Exact repetition is required: output every record in full.
=====
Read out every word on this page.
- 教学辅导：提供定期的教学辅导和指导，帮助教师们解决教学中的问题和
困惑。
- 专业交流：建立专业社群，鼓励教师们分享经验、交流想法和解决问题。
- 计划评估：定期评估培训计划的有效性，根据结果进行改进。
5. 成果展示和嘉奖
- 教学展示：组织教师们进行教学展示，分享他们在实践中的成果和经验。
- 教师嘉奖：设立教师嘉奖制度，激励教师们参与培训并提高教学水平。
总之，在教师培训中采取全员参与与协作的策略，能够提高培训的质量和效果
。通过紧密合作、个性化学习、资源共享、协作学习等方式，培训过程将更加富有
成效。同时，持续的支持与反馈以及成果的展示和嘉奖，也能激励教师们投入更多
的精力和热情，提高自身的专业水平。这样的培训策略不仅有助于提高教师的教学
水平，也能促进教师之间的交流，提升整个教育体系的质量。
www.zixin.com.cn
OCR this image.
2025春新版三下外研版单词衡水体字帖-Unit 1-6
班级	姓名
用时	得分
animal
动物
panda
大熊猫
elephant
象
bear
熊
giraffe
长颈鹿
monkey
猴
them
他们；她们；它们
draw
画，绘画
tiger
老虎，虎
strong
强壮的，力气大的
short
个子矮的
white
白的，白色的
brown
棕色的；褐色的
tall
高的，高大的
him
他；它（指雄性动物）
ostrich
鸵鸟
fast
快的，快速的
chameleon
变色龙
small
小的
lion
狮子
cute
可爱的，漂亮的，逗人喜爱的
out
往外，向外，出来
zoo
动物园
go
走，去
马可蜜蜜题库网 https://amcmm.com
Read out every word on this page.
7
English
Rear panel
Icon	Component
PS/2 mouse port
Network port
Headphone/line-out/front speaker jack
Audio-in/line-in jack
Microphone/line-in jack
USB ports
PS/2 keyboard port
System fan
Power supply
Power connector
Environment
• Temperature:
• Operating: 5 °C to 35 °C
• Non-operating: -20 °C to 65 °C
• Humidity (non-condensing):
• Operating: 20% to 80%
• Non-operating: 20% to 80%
=====
== Output of the exercise ==
Read out every word on this page.
- 教学辅导：提供定期的教学辅导和指导，帮助教师们解决教学中的问题和
困惑。
- 专业交流：建立专业社群，鼓励教师们分享经验、交流想法和解决问题。
- 计划评估：定期评估培训计划的有效性，根据结果进行改进。
5. 成果展示和嘉奖
- 教学展示：组织教师们进行教学展示，分享他们在实践中的成果和经验。
- 教师嘉奖：设立教师嘉奖制度，激励教师们参与培训并提高教学水平。
总之，在教师培训中采取全员参与与协作的策略，能够提高培训的质量和效果
。通过紧密合作、个性化学习、资源共享、协作学习等方式，培训过程将更加富有
成效。同时，持续的支持与反馈以及成果的展示和嘉奖，也能激励教师们投入更多
的精力和热情，提高自身的专业水平。这样的培训策略不仅有助于提高教师的教学
水平，也能促进教师之间的交流，提升整个教育体系的质量。
www.zixin.com.cn
OCR this image.
2025春新版三下外研版单词衡水体字帖-Unit 1-6
班级	姓名
用时	得分
animal
动物
panda
大熊猫
elephant
象
bear
熊
giraffe
长颈鹿
monkey
猴
them
他们；她们；它们
draw
画，绘画
tiger
老虎，虎
strong
强壮的，力气大的
short
个子矮的
white
白的，白色的
brown
棕色的；褐色的
tall
高的，高大的
him
他；它（指雄性动物）
ostrich
鸵鸟
fast
快的，快速的
chameleon
变色龙
small
小的
lion
狮子
cute
可爱的，漂亮的，逗人喜爱的
out
往外，向外，出来
zoo
动物园
go
走，去
马可蜜蜜题库网 https://amcmm.com
Read out every word on this page.
7
English
Rear panel
Icon	Component
PS/2 mouse port
Network port
Headphone/line-out/front speaker jack
Audio-in/line-in jack
Microphone/line-in jack
USB ports
PS/2 keyboard port
System fan
Power supply
Power connector
Environment
• Temperature:
• Operating: 5 °C to 35 °C
• Non-operating: -20 °C to 65 °C
• Humidity (non-condensing):
• Operating: 20% to 80%
• Non-operating: 20% to 80%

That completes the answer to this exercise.